→ PROVIDED RECORDS
— START —
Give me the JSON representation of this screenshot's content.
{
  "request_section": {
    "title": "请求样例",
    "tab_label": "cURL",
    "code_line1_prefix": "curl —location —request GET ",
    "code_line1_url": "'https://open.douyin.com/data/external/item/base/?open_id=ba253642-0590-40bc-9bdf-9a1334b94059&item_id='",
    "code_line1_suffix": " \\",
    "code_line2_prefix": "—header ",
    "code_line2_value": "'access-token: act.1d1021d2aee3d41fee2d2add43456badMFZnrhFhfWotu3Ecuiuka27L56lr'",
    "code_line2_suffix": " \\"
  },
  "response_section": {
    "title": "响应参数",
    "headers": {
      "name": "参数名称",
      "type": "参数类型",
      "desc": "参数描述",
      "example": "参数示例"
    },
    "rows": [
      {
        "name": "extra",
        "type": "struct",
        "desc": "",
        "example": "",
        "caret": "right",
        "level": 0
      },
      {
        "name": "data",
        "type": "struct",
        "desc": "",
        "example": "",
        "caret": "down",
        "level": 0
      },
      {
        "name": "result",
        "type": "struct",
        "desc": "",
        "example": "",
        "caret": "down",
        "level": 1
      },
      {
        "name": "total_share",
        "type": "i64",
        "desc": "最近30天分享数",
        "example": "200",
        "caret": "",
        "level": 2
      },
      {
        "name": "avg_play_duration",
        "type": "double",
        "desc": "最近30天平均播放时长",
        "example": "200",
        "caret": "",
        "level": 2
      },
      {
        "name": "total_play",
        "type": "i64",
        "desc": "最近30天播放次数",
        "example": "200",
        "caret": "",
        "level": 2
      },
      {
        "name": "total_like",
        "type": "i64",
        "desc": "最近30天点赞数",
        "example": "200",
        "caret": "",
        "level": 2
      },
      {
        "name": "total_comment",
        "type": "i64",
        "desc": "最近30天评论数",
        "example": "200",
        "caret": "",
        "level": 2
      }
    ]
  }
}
— END —
→ SET PROBLEM
Each record above should be repeated exactly as it appears.

→ WRITTEN RESPONSE
Give me the JSON representation of this screenshot's content.
{
  "request_section": {
    "title": "请求样例",
    "tab_label": "cURL",
    "code_line1_prefix": "curl —location —request GET ",
    "code_line1_url": "'https://open.douyin.com/data/external/item/base/?open_id=ba253642-0590-40bc-9bdf-9a1334b94059&item_id='",
    "code_line1_suffix": " \\",
    "code_line2_prefix": "—header ",
    "code_line2_value": "'access-token: act.1d1021d2aee3d41fee2d2add43456badMFZnrhFhfWotu3Ecuiuka27L56lr'",
    "code_line2_suffix": " \\"
  },
  "response_section": {
    "title": "响应参数",
    "headers": {
      "name": "参数名称",
      "type": "参数类型",
      "desc": "参数描述",
      "example": "参数示例"
    },
    "rows": [
      {
        "name": "extra",
        "type": "struct",
        "desc": "",
        "example": "",
        "caret": "right",
        "level": 0
      },
      {
        "name": "data",
        "type": "struct",
        "desc": "",
        "example": "",
        "caret": "down",
        "level": 0
      },
      {
        "name": "result",
        "type": "struct",
        "desc": "",
        "example": "",
        "caret": "down",
        "level": 1
      },
      {
        "name": "total_share",
        "type": "i64",
        "desc": "最近30天分享数",
        "example": "200",
        "caret": "",
        "level": 2
      },
      {
        "name": "avg_play_duration",
        "type": "double",
        "desc": "最近30天平均播放时长",
        "example": "200",
        "caret": "",
        "level": 2
      },
      {
        "name": "total_play",
        "type": "i64",
        "desc": "最近30天播放次数",
        "example": "200",
        "caret": "",
        "level": 2
      },
      {
        "name": "total_like",
        "type": "i64",
        "desc": "最近30天点赞数",
        "example": "200",
        "caret": "",
        "level": 2
      },
      {
        "name": "total_comment",
        "type": "i64",
        "desc": "最近30天评论数",
        "example": "200",
        "caret": "",
        "level": 2
      }
    ]
  }
}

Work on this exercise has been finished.